**Material to process:**

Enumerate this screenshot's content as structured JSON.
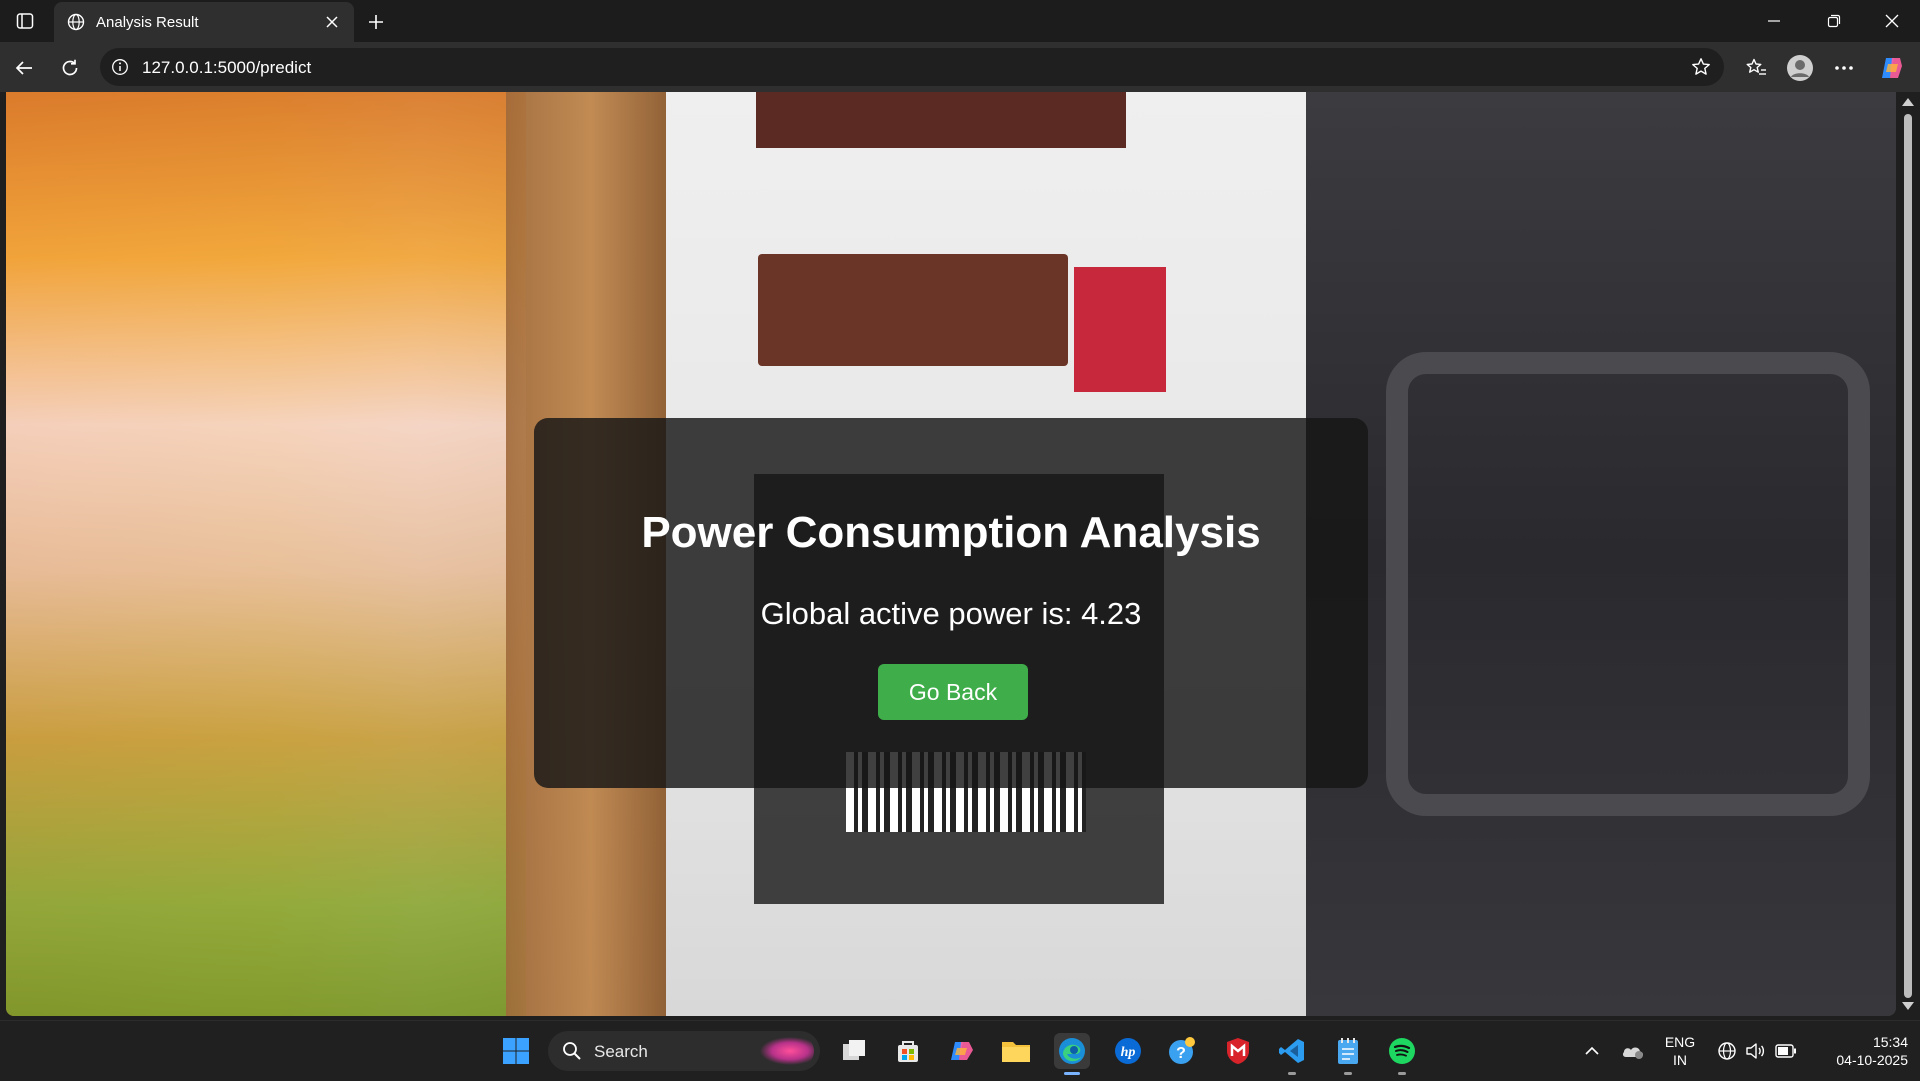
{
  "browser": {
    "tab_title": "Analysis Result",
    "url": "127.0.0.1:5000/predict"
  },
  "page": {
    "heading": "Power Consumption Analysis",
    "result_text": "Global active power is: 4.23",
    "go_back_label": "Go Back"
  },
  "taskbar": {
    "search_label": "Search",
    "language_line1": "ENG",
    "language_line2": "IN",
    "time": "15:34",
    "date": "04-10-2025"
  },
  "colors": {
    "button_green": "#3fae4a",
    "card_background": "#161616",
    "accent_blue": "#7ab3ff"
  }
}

**The request:**
Gather each line from the entries above that includes the word "Analysis".

**Complete output:**
    "tab_title": "Analysis Result",
    "heading": "Power Consumption Analysis",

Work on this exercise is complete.